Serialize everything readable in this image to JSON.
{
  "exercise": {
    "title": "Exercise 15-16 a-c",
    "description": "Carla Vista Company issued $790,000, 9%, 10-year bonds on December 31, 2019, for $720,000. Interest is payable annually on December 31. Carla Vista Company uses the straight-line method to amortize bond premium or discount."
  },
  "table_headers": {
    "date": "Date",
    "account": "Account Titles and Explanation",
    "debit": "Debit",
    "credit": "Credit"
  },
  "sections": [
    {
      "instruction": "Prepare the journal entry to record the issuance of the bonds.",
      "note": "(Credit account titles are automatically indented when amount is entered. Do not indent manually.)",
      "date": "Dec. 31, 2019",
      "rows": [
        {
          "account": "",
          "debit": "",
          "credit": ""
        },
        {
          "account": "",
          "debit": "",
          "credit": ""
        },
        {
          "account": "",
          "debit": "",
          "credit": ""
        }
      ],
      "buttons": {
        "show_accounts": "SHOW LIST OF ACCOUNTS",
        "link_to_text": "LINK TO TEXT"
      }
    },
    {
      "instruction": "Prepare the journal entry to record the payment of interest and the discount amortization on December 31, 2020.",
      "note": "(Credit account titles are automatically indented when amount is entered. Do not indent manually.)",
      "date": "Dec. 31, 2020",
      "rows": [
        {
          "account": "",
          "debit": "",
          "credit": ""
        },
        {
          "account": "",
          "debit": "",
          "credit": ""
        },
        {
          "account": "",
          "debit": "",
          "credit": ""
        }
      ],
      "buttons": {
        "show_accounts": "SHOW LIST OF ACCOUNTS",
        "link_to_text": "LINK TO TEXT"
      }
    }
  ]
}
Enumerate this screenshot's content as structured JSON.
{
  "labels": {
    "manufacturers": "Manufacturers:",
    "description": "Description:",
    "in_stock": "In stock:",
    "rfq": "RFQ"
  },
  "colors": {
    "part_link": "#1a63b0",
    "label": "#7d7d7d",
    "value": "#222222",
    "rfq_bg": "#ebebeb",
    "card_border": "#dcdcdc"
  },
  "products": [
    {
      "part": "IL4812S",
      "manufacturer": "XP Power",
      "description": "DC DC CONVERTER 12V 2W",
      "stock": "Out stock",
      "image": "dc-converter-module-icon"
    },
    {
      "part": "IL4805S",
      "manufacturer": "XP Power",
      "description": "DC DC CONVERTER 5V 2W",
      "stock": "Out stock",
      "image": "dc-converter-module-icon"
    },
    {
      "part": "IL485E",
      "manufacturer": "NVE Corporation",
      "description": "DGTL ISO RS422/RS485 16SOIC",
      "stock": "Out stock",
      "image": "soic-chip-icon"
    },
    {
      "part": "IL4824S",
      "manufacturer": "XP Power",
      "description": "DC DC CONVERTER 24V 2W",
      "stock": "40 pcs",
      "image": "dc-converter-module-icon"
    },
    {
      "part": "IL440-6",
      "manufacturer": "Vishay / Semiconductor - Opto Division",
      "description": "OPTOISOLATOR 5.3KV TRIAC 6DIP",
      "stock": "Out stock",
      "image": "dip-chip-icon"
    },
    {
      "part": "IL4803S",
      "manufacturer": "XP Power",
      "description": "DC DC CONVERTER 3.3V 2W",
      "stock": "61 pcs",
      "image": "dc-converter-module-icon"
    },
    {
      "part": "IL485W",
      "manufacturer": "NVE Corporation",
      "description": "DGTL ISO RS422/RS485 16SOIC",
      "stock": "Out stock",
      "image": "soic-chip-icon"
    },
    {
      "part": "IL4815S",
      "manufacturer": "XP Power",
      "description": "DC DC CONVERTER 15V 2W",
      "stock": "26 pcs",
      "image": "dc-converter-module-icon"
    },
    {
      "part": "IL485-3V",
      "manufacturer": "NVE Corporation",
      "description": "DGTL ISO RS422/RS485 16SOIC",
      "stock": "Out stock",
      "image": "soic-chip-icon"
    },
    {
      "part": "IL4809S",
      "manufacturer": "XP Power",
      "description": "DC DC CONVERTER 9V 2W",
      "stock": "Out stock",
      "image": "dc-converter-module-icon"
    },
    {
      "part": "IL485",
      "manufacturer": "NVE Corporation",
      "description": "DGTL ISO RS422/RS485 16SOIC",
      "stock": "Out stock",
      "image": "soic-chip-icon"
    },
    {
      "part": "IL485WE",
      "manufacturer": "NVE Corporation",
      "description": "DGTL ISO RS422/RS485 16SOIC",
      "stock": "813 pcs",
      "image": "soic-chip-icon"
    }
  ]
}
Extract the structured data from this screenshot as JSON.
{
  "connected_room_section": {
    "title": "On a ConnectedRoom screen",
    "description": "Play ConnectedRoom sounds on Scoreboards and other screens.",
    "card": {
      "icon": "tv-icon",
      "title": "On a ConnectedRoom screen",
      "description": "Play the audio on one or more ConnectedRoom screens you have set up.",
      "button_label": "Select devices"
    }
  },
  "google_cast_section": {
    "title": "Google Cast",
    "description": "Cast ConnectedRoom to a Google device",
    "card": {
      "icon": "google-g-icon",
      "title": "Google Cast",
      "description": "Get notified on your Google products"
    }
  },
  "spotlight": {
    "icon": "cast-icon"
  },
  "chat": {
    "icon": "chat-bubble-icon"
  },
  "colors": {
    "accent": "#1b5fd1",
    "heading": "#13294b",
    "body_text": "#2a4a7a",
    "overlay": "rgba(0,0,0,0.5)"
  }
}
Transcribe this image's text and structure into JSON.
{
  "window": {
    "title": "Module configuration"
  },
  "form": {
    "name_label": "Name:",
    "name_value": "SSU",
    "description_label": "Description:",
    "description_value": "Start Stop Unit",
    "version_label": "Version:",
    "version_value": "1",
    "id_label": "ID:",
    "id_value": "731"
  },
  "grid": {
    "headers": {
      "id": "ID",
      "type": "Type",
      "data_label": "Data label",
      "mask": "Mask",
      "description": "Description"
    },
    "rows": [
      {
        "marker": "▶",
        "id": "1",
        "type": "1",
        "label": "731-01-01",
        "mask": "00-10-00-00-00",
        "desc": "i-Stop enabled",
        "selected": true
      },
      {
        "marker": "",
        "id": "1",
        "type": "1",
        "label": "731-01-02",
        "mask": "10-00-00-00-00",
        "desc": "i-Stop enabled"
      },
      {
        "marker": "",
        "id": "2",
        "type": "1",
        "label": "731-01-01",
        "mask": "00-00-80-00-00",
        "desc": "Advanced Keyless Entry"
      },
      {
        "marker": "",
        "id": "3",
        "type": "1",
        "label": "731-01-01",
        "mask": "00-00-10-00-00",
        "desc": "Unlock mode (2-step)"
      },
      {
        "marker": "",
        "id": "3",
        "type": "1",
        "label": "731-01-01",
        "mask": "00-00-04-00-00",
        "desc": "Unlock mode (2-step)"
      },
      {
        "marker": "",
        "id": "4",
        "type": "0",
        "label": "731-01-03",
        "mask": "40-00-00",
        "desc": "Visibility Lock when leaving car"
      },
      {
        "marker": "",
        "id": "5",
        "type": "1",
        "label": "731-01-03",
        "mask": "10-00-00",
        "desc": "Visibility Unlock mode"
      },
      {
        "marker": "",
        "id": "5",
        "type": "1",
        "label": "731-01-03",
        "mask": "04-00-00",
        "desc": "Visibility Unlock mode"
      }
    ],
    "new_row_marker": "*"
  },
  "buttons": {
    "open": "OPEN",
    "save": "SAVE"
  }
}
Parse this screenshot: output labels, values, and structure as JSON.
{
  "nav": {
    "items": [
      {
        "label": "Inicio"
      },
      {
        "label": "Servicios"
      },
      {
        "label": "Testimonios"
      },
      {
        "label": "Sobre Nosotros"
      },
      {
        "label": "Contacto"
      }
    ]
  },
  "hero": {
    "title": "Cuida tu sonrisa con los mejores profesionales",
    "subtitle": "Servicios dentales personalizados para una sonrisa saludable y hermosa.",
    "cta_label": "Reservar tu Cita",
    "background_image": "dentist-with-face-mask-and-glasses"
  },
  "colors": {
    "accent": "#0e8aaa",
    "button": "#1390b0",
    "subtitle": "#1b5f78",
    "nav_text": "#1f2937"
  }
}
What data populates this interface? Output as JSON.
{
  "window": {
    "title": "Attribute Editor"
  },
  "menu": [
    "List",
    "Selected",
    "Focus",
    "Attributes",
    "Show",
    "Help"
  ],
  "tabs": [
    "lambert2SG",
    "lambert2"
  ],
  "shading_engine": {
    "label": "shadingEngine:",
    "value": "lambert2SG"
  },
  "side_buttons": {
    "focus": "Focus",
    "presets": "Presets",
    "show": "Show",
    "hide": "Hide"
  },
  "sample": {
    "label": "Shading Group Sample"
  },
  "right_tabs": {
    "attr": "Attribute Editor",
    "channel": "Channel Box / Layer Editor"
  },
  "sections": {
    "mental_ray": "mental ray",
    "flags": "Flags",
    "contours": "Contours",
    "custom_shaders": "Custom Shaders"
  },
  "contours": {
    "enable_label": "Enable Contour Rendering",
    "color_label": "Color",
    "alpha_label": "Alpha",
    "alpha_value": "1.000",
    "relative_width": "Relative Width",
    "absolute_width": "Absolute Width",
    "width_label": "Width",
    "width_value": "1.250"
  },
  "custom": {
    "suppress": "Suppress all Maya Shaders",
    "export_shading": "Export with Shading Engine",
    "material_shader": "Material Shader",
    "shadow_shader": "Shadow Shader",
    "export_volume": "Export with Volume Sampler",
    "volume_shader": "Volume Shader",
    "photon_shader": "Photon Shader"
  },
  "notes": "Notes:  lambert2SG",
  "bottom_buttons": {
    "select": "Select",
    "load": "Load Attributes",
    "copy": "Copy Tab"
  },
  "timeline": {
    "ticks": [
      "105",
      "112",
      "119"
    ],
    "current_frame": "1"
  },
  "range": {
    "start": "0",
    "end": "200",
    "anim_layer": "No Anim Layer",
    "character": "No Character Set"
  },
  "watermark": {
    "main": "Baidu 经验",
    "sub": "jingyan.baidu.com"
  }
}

------------------------------------------------------------

Exercise prompt
Establish how many lines of the material above hold the word "JSON". Nothing but the count should be returned.

Completed exercise
6